■ **What to produce**
Would you pull out every line of the material that contains the string "name"?

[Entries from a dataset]
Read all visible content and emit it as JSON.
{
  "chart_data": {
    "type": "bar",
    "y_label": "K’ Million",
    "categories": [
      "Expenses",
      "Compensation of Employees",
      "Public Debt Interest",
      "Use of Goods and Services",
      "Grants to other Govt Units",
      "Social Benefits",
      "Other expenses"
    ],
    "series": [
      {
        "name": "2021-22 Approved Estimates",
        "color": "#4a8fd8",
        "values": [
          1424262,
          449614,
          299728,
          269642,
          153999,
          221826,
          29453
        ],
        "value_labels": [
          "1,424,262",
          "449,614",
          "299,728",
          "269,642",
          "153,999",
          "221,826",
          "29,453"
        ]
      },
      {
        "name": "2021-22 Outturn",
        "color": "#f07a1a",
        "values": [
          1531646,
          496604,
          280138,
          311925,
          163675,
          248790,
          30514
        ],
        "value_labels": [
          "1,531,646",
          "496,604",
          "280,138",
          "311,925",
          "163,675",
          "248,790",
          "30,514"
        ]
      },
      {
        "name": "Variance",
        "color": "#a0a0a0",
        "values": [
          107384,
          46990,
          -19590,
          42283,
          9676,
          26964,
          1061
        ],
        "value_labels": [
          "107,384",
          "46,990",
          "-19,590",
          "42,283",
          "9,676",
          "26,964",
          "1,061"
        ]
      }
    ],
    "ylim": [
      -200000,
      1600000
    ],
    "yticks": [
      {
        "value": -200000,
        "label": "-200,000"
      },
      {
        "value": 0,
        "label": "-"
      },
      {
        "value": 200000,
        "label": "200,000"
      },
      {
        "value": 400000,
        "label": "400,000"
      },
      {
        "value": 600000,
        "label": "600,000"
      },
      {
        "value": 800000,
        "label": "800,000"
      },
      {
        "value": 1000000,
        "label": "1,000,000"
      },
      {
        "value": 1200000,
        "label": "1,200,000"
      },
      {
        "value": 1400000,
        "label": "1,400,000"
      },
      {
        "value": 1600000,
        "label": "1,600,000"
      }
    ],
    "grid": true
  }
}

■ **Reply to the task**
        "name": "2021-22 Approved Estimates",
        "name": "2021-22 Outturn",
        "name": "Variance",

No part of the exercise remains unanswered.